(Items from a figure collection)
--------------------------------
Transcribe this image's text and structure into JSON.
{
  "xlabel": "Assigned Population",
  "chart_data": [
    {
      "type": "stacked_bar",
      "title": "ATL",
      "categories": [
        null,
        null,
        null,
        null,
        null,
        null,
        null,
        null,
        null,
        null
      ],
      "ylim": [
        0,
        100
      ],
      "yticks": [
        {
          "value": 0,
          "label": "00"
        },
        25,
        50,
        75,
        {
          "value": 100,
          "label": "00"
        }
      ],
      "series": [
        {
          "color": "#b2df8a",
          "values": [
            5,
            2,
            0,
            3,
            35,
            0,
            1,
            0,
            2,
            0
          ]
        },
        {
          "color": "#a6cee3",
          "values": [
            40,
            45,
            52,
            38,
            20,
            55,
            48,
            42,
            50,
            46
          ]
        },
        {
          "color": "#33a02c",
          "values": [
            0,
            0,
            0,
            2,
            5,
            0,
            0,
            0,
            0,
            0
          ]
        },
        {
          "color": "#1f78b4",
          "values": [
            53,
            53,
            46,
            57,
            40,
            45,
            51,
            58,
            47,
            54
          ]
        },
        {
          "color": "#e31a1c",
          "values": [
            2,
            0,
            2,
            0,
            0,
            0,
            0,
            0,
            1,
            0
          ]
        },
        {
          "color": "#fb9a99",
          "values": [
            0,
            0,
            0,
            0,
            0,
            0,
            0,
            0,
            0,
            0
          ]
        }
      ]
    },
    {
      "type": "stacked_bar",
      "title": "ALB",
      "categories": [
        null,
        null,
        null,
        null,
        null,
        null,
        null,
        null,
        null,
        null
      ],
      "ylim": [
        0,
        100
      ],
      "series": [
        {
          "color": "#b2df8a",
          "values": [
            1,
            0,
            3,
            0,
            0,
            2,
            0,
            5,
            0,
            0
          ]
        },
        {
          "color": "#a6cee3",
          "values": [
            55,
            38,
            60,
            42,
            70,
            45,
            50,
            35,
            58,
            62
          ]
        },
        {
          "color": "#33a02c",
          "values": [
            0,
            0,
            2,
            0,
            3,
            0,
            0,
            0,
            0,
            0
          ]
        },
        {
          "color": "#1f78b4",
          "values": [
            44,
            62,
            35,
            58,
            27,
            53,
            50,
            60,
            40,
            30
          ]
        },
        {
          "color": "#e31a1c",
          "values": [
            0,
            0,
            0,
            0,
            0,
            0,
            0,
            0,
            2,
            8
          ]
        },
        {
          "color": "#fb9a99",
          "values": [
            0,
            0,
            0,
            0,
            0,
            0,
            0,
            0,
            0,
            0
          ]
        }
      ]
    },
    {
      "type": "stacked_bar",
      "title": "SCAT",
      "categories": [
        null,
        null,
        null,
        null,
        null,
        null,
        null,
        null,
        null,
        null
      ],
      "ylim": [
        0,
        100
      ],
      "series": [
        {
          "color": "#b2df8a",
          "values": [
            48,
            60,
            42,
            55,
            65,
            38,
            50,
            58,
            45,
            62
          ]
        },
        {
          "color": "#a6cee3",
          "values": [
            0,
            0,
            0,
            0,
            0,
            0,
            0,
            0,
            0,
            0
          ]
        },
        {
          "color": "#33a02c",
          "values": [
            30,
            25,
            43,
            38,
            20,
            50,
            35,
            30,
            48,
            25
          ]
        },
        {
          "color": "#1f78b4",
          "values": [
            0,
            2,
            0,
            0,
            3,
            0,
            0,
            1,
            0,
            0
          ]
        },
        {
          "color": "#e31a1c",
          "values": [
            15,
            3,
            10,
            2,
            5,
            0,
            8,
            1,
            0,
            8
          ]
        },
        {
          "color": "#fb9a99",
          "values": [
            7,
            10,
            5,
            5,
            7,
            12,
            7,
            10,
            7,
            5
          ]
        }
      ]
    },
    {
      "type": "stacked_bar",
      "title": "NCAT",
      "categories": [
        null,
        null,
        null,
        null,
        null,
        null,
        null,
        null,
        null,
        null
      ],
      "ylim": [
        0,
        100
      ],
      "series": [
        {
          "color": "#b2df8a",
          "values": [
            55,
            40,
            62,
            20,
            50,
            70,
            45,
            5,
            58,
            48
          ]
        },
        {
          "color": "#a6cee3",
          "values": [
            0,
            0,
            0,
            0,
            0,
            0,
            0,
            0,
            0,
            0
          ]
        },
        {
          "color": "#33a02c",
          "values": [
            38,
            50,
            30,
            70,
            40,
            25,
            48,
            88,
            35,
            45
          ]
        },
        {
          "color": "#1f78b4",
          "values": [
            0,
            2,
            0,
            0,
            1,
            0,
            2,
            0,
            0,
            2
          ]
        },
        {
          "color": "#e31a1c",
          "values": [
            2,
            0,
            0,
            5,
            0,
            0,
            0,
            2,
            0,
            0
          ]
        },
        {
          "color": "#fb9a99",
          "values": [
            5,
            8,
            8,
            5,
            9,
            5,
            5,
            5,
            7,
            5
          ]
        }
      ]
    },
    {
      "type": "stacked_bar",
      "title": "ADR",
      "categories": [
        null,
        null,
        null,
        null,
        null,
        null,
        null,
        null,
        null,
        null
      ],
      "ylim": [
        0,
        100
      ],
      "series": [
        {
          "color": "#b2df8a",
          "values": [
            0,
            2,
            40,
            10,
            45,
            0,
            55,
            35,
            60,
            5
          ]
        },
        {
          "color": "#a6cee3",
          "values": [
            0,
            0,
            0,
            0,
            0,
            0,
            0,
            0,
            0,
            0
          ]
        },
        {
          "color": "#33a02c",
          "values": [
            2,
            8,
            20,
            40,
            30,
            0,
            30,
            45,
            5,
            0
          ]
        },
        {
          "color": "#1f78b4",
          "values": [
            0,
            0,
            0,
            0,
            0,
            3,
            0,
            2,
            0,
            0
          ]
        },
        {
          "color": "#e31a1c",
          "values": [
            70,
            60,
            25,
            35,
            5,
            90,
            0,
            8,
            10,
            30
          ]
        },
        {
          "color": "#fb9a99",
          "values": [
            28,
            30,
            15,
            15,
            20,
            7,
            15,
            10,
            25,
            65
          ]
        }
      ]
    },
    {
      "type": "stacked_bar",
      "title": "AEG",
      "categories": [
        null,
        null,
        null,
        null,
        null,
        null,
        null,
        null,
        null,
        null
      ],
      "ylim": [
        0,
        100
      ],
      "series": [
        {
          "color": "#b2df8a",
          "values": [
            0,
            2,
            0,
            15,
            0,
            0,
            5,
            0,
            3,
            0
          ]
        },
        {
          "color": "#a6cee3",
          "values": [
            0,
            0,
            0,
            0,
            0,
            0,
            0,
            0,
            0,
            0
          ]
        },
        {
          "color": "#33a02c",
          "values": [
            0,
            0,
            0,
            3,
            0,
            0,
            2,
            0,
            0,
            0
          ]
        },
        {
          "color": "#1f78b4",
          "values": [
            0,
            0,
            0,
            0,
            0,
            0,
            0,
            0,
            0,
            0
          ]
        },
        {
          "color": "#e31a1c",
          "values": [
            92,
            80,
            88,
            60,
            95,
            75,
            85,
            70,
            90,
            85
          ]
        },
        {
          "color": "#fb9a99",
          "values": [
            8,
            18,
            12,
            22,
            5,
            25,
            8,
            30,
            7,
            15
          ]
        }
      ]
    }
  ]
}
--------------------------------
## Work to complete
How many lines in the listing above contain "title"? Answer with the number alone.

## Task solution
6